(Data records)

# # # # # # #

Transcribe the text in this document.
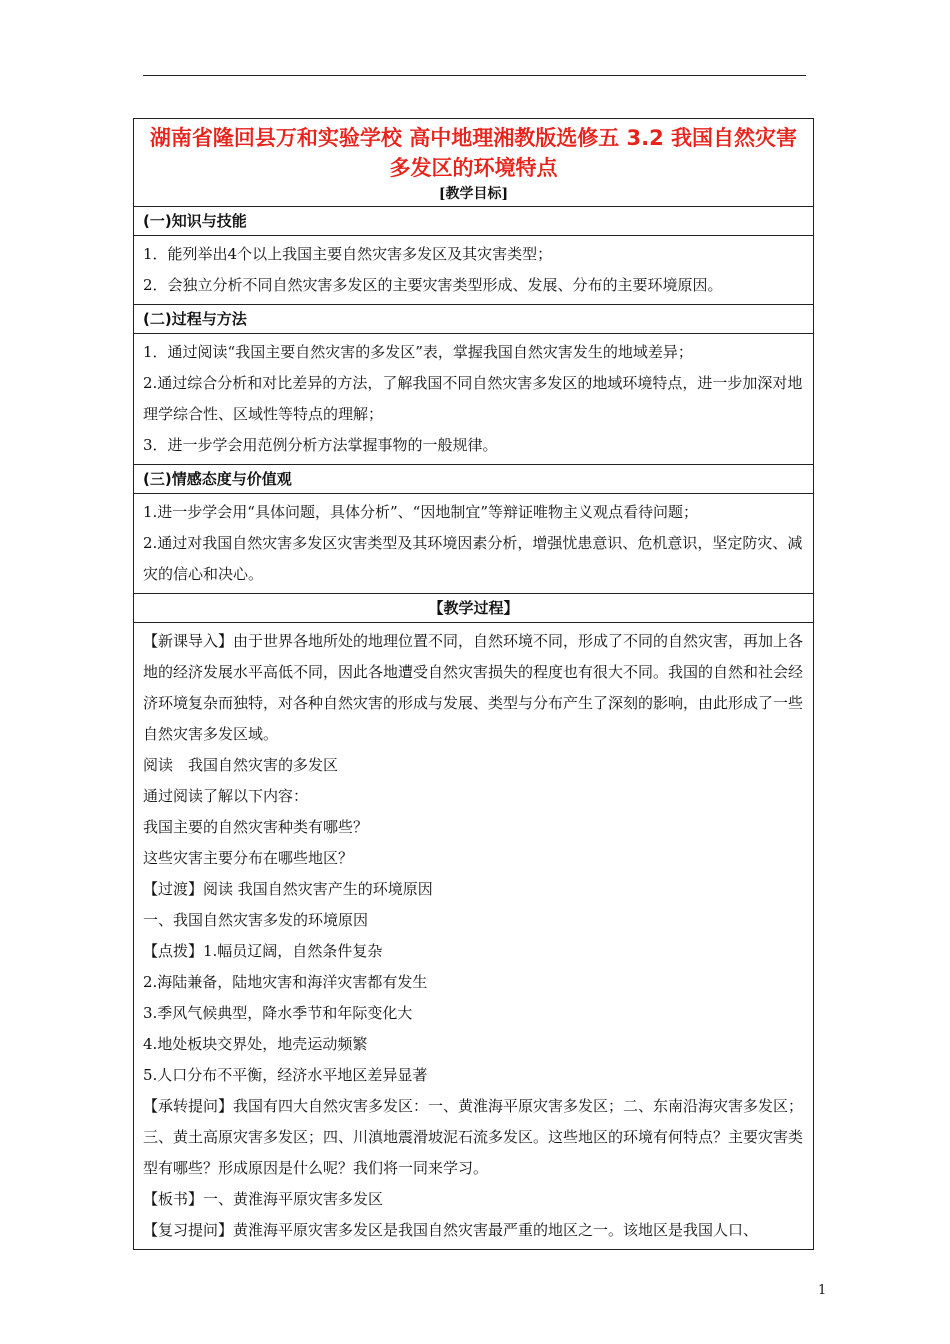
湖南省隆回县万和实验学校 高中地理湘教版选修五 3.2 我国自然灾害多发区的环境特点
[教学目标]

(一)知识与技能

1．能列举出4个以上我国主要自然灾害多发区及其灾害类型；

2．会独立分析不同自然灾害多发区的主要灾害类型形成、发展、分布的主要环境原因。

(二)过程与方法

1．通过阅读“我国主要自然灾害的多发区”表，掌握我国自然灾害发生的地域差异；

2.通过综合分析和对比差异的方法，了解我国不同自然灾害多发区的地域环境特点，进一步加深对地理学综合性、区域性等特点的理解；

3．进一步学会用范例分析方法掌握事物的一般规律。

(三)情感态度与价值观

1.进一步学会用“具体问题，具体分析”、“因地制宜”等辩证唯物主义观点看待问题；

2.通过对我国自然灾害多发区灾害类型及其环境因素分析，增强忧患意识、危机意识，坚定防灾、减灾的信心和决心。

【教学过程】

【新课导入】由于世界各地所处的地理位置不同，自然环境不同，形成了不同的自然灾害，再加上各地的经济发展水平高低不同，因此各地遭受自然灾害损失的程度也有很大不同。我国的自然和社会经济环境复杂而独特，对各种自然灾害的形成与发展、类型与分布产生了深刻的影响，由此形成了一些自然灾害多发区域。

阅读　我国自然灾害的多发区

通过阅读了解以下内容：

我国主要的自然灾害种类有哪些？

这些灾害主要分布在哪些地区？

【过渡】阅读 我国自然灾害产生的环境原因

一、我国自然灾害多发的环境原因

【点拨】1.幅员辽阔，自然条件复杂

2.海陆兼备，陆地灾害和海洋灾害都有发生

3.季风气候典型，降水季节和年际变化大

4.地处板块交界处，地壳运动频繁

5.人口分布不平衡，经济水平地区差异显著

【承转提问】我国有四大自然灾害多发区：一、黄淮海平原灾害多发区；二、东南沿海灾害多发区；三、黄土高原灾害多发区；四、川滇地震滑坡泥石流多发区。这些地区的环境有何特点？主要灾害类型有哪些？形成原因是什么呢？我们将一同来学习。

【板书】一、黄淮海平原灾害多发区

【复习提问】黄淮海平原灾害多发区是我国自然灾害最严重的地区之一。该地区是我国人口、

1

# # # # # # #

Task requirements:
Copy every line of the data word for word, omitting the images.

Written answer:
Transcribe the text in this document.
湖南省隆回县万和实验学校 高中地理湘教版选修五 3.2 我国自然灾害多发区的环境特点
[教学目标]

(一)知识与技能

1．能列举出4个以上我国主要自然灾害多发区及其灾害类型；

2．会独立分析不同自然灾害多发区的主要灾害类型形成、发展、分布的主要环境原因。

(二)过程与方法

1．通过阅读“我国主要自然灾害的多发区”表，掌握我国自然灾害发生的地域差异；

2.通过综合分析和对比差异的方法，了解我国不同自然灾害多发区的地域环境特点，进一步加深对地理学综合性、区域性等特点的理解；

3．进一步学会用范例分析方法掌握事物的一般规律。

(三)情感态度与价值观

1.进一步学会用“具体问题，具体分析”、“因地制宜”等辩证唯物主义观点看待问题；

2.通过对我国自然灾害多发区灾害类型及其环境因素分析，增强忧患意识、危机意识，坚定防灾、减灾的信心和决心。

【教学过程】

【新课导入】由于世界各地所处的地理位置不同，自然环境不同，形成了不同的自然灾害，再加上各地的经济发展水平高低不同，因此各地遭受自然灾害损失的程度也有很大不同。我国的自然和社会经济环境复杂而独特，对各种自然灾害的形成与发展、类型与分布产生了深刻的影响，由此形成了一些自然灾害多发区域。

阅读　我国自然灾害的多发区

通过阅读了解以下内容：

我国主要的自然灾害种类有哪些？

这些灾害主要分布在哪些地区？

【过渡】阅读 我国自然灾害产生的环境原因

一、我国自然灾害多发的环境原因

【点拨】1.幅员辽阔，自然条件复杂

2.海陆兼备，陆地灾害和海洋灾害都有发生

3.季风气候典型，降水季节和年际变化大

4.地处板块交界处，地壳运动频繁

5.人口分布不平衡，经济水平地区差异显著

【承转提问】我国有四大自然灾害多发区：一、黄淮海平原灾害多发区；二、东南沿海灾害多发区；三、黄土高原灾害多发区；四、川滇地震滑坡泥石流多发区。这些地区的环境有何特点？主要灾害类型有哪些？形成原因是什么呢？我们将一同来学习。

【板书】一、黄淮海平原灾害多发区

【复习提问】黄淮海平原灾害多发区是我国自然灾害最严重的地区之一。该地区是我国人口、

1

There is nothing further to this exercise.